* Start Provided data *

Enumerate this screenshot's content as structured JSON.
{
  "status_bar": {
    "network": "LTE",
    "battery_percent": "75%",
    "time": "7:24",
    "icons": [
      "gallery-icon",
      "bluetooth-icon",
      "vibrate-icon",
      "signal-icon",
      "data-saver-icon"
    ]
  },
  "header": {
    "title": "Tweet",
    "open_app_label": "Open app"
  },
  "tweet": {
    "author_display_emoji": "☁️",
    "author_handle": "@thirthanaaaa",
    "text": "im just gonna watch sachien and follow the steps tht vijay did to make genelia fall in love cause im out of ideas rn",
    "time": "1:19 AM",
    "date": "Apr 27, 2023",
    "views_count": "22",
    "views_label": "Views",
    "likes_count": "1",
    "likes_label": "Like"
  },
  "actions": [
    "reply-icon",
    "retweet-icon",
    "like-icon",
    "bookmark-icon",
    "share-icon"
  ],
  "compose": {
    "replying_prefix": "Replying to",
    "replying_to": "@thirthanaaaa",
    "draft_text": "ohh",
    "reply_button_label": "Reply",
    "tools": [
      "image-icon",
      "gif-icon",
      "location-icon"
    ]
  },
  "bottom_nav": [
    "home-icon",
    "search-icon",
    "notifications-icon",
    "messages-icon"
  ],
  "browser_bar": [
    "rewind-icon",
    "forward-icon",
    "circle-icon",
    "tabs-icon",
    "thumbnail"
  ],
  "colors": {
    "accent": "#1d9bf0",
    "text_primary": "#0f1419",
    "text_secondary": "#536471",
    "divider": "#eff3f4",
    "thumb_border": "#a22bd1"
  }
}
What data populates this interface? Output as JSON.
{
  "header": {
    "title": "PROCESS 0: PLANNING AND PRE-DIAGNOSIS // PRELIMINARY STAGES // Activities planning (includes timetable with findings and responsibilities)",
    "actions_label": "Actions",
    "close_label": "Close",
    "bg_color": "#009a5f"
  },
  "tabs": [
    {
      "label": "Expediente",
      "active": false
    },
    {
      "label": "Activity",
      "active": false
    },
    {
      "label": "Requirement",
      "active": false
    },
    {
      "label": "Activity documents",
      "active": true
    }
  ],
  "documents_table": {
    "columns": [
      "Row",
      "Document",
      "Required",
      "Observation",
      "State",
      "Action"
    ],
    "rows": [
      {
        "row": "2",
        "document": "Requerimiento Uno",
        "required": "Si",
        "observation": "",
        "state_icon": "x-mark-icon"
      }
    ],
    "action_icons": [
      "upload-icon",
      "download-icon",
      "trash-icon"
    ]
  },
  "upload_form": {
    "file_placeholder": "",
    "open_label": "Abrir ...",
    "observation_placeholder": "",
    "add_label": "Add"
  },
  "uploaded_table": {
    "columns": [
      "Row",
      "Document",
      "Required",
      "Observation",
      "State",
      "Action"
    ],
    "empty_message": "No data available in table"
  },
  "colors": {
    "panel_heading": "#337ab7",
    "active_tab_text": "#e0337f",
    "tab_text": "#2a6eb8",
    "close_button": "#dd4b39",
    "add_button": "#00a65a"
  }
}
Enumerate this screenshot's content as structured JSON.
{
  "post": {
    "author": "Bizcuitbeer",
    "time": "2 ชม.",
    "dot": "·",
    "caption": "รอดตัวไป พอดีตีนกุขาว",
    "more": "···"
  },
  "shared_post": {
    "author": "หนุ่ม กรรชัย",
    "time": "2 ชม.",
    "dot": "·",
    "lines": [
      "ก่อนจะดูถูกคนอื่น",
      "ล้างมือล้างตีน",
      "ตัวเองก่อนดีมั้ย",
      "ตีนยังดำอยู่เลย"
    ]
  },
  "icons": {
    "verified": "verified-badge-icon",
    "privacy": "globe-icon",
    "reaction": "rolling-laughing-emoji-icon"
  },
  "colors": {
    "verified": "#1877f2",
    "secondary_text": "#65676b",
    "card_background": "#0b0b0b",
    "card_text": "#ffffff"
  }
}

* End Provided data *

Problem description: Print again each line of the listing above, exactly as it appears.

Exercise output:
Enumerate this screenshot's content as structured JSON.
{
  "status_bar": {
    "network": "LTE",
    "battery_percent": "75%",
    "time": "7:24",
    "icons": [
      "gallery-icon",
      "bluetooth-icon",
      "vibrate-icon",
      "signal-icon",
      "data-saver-icon"
    ]
  },
  "header": {
    "title": "Tweet",
    "open_app_label": "Open app"
  },
  "tweet": {
    "author_display_emoji": "☁️",
    "author_handle": "@thirthanaaaa",
    "text": "im just gonna watch sachien and follow the steps tht vijay did to make genelia fall in love cause im out of ideas rn",
    "time": "1:19 AM",
    "date": "Apr 27, 2023",
    "views_count": "22",
    "views_label": "Views",
    "likes_count": "1",
    "likes_label": "Like"
  },
  "actions": [
    "reply-icon",
    "retweet-icon",
    "like-icon",
    "bookmark-icon",
    "share-icon"
  ],
  "compose": {
    "replying_prefix": "Replying to",
    "replying_to": "@thirthanaaaa",
    "draft_text": "ohh",
    "reply_button_label": "Reply",
    "tools": [
      "image-icon",
      "gif-icon",
      "location-icon"
    ]
  },
  "bottom_nav": [
    "home-icon",
    "search-icon",
    "notifications-icon",
    "messages-icon"
  ],
  "browser_bar": [
    "rewind-icon",
    "forward-icon",
    "circle-icon",
    "tabs-icon",
    "thumbnail"
  ],
  "colors": {
    "accent": "#1d9bf0",
    "text_primary": "#0f1419",
    "text_secondary": "#536471",
    "divider": "#eff3f4",
    "thumb_border": "#a22bd1"
  }
}
What data populates this interface? Output as JSON.
{
  "header": {
    "title": "PROCESS 0: PLANNING AND PRE-DIAGNOSIS // PRELIMINARY STAGES // Activities planning (includes timetable with findings and responsibilities)",
    "actions_label": "Actions",
    "close_label": "Close",
    "bg_color": "#009a5f"
  },
  "tabs": [
    {
      "label": "Expediente",
      "active": false
    },
    {
      "label": "Activity",
      "active": false
    },
    {
      "label": "Requirement",
      "active": false
    },
    {
      "label": "Activity documents",
      "active": true
    }
  ],
  "documents_table": {
    "columns": [
      "Row",
      "Document",
      "Required",
      "Observation",
      "State",
      "Action"
    ],
    "rows": [
      {
        "row": "2",
        "document": "Requerimiento Uno",
        "required": "Si",
        "observation": "",
        "state_icon": "x-mark-icon"
      }
    ],
    "action_icons": [
      "upload-icon",
      "download-icon",
      "trash-icon"
    ]
  },
  "upload_form": {
    "file_placeholder": "",
    "open_label": "Abrir ...",
    "observation_placeholder": "",
    "add_label": "Add"
  },
  "uploaded_table": {
    "columns": [
      "Row",
      "Document",
      "Required",
      "Observation",
      "State",
      "Action"
    ],
    "empty_message": "No data available in table"
  },
  "colors": {
    "panel_heading": "#337ab7",
    "active_tab_text": "#e0337f",
    "tab_text": "#2a6eb8",
    "close_button": "#dd4b39",
    "add_button": "#00a65a"
  }
}
Enumerate this screenshot's content as structured JSON.
{
  "post": {
    "author": "Bizcuitbeer",
    "time": "2 ชม.",
    "dot": "·",
    "caption": "รอดตัวไป พอดีตีนกุขาว",
    "more": "···"
  },
  "shared_post": {
    "author": "หนุ่ม กรรชัย",
    "time": "2 ชม.",
    "dot": "·",
    "lines": [
      "ก่อนจะดูถูกคนอื่น",
      "ล้างมือล้างตีน",
      "ตัวเองก่อนดีมั้ย",
      "ตีนยังดำอยู่เลย"
    ]
  },
  "icons": {
    "verified": "verified-badge-icon",
    "privacy": "globe-icon",
    "reaction": "rolling-laughing-emoji-icon"
  },
  "colors": {
    "verified": "#1877f2",
    "secondary_text": "#65676b",
    "card_background": "#0b0b0b",
    "card_text": "#ffffff"
  }
}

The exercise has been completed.